§ Short task
All of the material below is to be retyped exactly.

§ Material provided
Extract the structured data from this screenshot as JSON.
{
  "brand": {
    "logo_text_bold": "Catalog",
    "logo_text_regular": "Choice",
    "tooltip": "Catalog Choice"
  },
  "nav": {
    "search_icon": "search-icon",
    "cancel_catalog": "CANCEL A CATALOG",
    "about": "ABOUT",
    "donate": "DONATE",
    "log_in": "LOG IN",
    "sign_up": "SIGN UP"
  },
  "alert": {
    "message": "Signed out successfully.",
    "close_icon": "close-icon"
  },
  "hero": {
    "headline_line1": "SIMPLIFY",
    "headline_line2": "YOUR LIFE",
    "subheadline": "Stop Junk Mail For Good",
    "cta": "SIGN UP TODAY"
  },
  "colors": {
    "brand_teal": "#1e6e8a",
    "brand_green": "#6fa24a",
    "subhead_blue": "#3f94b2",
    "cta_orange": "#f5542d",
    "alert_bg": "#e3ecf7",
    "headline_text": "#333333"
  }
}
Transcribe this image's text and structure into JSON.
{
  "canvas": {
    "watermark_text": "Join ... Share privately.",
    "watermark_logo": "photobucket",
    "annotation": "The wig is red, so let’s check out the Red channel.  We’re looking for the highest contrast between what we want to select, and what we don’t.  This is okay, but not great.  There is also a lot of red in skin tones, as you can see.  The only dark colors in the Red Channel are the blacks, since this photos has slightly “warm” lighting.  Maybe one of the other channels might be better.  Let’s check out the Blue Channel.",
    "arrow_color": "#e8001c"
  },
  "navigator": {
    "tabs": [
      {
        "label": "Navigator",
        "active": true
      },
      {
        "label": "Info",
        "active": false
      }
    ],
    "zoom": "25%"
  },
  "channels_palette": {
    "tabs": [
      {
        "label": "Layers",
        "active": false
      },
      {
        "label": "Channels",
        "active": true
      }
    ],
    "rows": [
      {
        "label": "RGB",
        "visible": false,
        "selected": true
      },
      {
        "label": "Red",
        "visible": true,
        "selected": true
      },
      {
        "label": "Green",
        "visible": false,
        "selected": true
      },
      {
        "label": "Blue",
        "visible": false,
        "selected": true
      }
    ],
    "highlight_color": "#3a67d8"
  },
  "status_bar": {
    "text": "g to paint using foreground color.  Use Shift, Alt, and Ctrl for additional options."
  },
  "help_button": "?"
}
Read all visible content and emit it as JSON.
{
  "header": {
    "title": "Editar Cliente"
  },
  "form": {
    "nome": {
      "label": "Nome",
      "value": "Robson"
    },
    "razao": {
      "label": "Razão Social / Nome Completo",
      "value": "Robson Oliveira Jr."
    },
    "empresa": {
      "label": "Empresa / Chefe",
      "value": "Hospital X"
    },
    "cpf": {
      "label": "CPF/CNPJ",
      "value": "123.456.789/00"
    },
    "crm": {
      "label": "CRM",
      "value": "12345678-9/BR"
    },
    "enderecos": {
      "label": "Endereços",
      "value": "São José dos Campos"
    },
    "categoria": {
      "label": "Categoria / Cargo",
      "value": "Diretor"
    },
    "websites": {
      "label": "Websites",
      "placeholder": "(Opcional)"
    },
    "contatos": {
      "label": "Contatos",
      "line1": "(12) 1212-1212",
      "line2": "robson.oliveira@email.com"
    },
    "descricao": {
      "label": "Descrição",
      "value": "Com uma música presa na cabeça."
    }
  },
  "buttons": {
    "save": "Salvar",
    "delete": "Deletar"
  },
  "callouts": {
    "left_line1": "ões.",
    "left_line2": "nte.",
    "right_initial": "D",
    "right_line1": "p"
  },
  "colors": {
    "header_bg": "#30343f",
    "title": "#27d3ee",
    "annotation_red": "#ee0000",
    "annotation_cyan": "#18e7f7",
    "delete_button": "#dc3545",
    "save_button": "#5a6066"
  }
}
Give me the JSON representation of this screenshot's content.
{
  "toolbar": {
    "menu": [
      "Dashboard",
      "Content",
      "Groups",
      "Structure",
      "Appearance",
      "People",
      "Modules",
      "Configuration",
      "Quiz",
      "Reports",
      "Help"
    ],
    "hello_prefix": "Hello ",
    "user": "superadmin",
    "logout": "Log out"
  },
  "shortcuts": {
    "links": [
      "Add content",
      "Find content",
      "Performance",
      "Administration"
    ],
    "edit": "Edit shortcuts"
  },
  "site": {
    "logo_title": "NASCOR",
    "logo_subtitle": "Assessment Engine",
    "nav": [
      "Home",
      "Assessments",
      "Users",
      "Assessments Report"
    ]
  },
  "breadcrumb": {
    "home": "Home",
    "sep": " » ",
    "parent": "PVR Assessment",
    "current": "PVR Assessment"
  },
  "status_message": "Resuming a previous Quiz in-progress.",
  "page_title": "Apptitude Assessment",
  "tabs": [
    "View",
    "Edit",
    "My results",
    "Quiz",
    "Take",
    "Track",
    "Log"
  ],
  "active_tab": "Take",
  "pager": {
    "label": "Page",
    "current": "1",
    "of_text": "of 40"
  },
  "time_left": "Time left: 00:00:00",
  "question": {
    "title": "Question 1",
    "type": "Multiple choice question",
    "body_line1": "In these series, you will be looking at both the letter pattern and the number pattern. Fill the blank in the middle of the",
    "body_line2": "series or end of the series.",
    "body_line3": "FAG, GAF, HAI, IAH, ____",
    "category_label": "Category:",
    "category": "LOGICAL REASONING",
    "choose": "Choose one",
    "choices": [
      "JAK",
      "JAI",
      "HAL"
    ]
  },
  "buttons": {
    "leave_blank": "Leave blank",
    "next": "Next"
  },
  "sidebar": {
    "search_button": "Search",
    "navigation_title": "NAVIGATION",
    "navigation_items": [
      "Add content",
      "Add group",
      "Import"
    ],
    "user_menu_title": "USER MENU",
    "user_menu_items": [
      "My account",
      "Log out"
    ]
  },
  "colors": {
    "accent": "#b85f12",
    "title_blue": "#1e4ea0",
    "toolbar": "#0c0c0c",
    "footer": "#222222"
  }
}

§ Written reply
Extract the structured data from this screenshot as JSON.
{
  "brand": {
    "logo_text_bold": "Catalog",
    "logo_text_regular": "Choice",
    "tooltip": "Catalog Choice"
  },
  "nav": {
    "search_icon": "search-icon",
    "cancel_catalog": "CANCEL A CATALOG",
    "about": "ABOUT",
    "donate": "DONATE",
    "log_in": "LOG IN",
    "sign_up": "SIGN UP"
  },
  "alert": {
    "message": "Signed out successfully.",
    "close_icon": "close-icon"
  },
  "hero": {
    "headline_line1": "SIMPLIFY",
    "headline_line2": "YOUR LIFE",
    "subheadline": "Stop Junk Mail For Good",
    "cta": "SIGN UP TODAY"
  },
  "colors": {
    "brand_teal": "#1e6e8a",
    "brand_green": "#6fa24a",
    "subhead_blue": "#3f94b2",
    "cta_orange": "#f5542d",
    "alert_bg": "#e3ecf7",
    "headline_text": "#333333"
  }
}
Transcribe this image's text and structure into JSON.
{
  "canvas": {
    "watermark_text": "Join ... Share privately.",
    "watermark_logo": "photobucket",
    "annotation": "The wig is red, so let’s check out the Red channel.  We’re looking for the highest contrast between what we want to select, and what we don’t.  This is okay, but not great.  There is also a lot of red in skin tones, as you can see.  The only dark colors in the Red Channel are the blacks, since this photos has slightly “warm” lighting.  Maybe one of the other channels might be better.  Let’s check out the Blue Channel.",
    "arrow_color": "#e8001c"
  },
  "navigator": {
    "tabs": [
      {
        "label": "Navigator",
        "active": true
      },
      {
        "label": "Info",
        "active": false
      }
    ],
    "zoom": "25%"
  },
  "channels_palette": {
    "tabs": [
      {
        "label": "Layers",
        "active": false
      },
      {
        "label": "Channels",
        "active": true
      }
    ],
    "rows": [
      {
        "label": "RGB",
        "visible": false,
        "selected": true
      },
      {
        "label": "Red",
        "visible": true,
        "selected": true
      },
      {
        "label": "Green",
        "visible": false,
        "selected": true
      },
      {
        "label": "Blue",
        "visible": false,
        "selected": true
      }
    ],
    "highlight_color": "#3a67d8"
  },
  "status_bar": {
    "text": "g to paint using foreground color.  Use Shift, Alt, and Ctrl for additional options."
  },
  "help_button": "?"
}
Read all visible content and emit it as JSON.
{
  "header": {
    "title": "Editar Cliente"
  },
  "form": {
    "nome": {
      "label": "Nome",
      "value": "Robson"
    },
    "razao": {
      "label": "Razão Social / Nome Completo",
      "value": "Robson Oliveira Jr."
    },
    "empresa": {
      "label": "Empresa / Chefe",
      "value": "Hospital X"
    },
    "cpf": {
      "label": "CPF/CNPJ",
      "value": "123.456.789/00"
    },
    "crm": {
      "label": "CRM",
      "value": "12345678-9/BR"
    },
    "enderecos": {
      "label": "Endereços",
      "value": "São José dos Campos"
    },
    "categoria": {
      "label": "Categoria / Cargo",
      "value": "Diretor"
    },
    "websites": {
      "label": "Websites",
      "placeholder": "(Opcional)"
    },
    "contatos": {
      "label": "Contatos",
      "line1": "(12) 1212-1212",
      "line2": "robson.oliveira@email.com"
    },
    "descricao": {
      "label": "Descrição",
      "value": "Com uma música presa na cabeça."
    }
  },
  "buttons": {
    "save": "Salvar",
    "delete": "Deletar"
  },
  "callouts": {
    "left_line1": "ões.",
    "left_line2": "nte.",
    "right_initial": "D",
    "right_line1": "p"
  },
  "colors": {
    "header_bg": "#30343f",
    "title": "#27d3ee",
    "annotation_red": "#ee0000",
    "annotation_cyan": "#18e7f7",
    "delete_button": "#dc3545",
    "save_button": "#5a6066"
  }
}
Give me the JSON representation of this screenshot's content.
{
  "toolbar": {
    "menu": [
      "Dashboard",
      "Content",
      "Groups",
      "Structure",
      "Appearance",
      "People",
      "Modules",
      "Configuration",
      "Quiz",
      "Reports",
      "Help"
    ],
    "hello_prefix": "Hello ",
    "user": "superadmin",
    "logout": "Log out"
  },
  "shortcuts": {
    "links": [
      "Add content",
      "Find content",
      "Performance",
      "Administration"
    ],
    "edit": "Edit shortcuts"
  },
  "site": {
    "logo_title": "NASCOR",
    "logo_subtitle": "Assessment Engine",
    "nav": [
      "Home",
      "Assessments",
      "Users",
      "Assessments Report"
    ]
  },
  "breadcrumb": {
    "home": "Home",
    "sep": " » ",
    "parent": "PVR Assessment",
    "current": "PVR Assessment"
  },
  "status_message": "Resuming a previous Quiz in-progress.",
  "page_title": "Apptitude Assessment",
  "tabs": [
    "View",
    "Edit",
    "My results",
    "Quiz",
    "Take",
    "Track",
    "Log"
  ],
  "active_tab": "Take",
  "pager": {
    "label": "Page",
    "current": "1",
    "of_text": "of 40"
  },
  "time_left": "Time left: 00:00:00",
  "question": {
    "title": "Question 1",
    "type": "Multiple choice question",
    "body_line1": "In these series, you will be looking at both the letter pattern and the number pattern. Fill the blank in the middle of the",
    "body_line2": "series or end of the series.",
    "body_line3": "FAG, GAF, HAI, IAH, ____",
    "category_label": "Category:",
    "category": "LOGICAL REASONING",
    "choose": "Choose one",
    "choices": [
      "JAK",
      "JAI",
      "HAL"
    ]
  },
  "buttons": {
    "leave_blank": "Leave blank",
    "next": "Next"
  },
  "sidebar": {
    "search_button": "Search",
    "navigation_title": "NAVIGATION",
    "navigation_items": [
      "Add content",
      "Add group",
      "Import"
    ],
    "user_menu_title": "USER MENU",
    "user_menu_items": [
      "My account",
      "Log out"
    ]
  },
  "colors": {
    "accent": "#b85f12",
    "title_blue": "#1e4ea0",
    "toolbar": "#0c0c0c",
    "footer": "#222222"
  }
}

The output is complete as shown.